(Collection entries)
# # # #
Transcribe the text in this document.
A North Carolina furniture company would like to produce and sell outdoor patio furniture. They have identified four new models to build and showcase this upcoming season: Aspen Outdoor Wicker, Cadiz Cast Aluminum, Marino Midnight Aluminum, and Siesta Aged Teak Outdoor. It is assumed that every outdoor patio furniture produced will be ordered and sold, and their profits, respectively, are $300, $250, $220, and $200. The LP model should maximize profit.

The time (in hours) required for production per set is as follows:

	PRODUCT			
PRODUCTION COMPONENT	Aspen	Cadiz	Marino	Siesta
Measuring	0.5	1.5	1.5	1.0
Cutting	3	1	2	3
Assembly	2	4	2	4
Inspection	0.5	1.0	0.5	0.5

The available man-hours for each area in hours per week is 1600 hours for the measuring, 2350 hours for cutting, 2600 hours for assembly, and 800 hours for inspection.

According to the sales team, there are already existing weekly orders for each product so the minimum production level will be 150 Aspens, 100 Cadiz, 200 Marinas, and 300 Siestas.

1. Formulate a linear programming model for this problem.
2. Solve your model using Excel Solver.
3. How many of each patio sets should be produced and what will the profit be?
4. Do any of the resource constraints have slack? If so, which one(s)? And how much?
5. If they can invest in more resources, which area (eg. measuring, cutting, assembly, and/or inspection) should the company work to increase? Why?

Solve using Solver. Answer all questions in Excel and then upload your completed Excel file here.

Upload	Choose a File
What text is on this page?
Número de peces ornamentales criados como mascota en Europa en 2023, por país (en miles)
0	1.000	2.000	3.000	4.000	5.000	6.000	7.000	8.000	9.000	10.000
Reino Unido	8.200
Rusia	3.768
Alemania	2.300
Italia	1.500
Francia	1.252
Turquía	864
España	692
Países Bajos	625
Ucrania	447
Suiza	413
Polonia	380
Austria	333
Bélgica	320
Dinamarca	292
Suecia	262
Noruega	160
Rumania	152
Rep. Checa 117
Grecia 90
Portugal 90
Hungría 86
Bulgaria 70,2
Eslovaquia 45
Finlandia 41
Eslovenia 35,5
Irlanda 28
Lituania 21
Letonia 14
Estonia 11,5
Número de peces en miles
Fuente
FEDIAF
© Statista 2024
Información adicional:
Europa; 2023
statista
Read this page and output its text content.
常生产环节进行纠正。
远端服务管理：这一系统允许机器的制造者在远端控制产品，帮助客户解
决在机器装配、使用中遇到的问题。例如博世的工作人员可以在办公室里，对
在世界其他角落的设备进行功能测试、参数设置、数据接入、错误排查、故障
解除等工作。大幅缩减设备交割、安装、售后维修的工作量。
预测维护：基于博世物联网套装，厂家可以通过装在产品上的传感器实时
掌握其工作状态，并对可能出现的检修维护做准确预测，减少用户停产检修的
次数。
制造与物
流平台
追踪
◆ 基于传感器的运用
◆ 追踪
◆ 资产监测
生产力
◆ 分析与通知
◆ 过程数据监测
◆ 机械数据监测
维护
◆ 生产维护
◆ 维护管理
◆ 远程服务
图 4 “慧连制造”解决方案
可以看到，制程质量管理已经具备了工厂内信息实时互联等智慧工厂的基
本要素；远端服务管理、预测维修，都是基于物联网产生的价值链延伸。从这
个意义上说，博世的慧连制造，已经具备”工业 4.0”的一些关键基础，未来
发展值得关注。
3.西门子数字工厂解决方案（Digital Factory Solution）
# # # #
OBJECTIVE
What is the number of lines in the data above that include the word "each"? Answer with that number only.

TASK ANSWER
3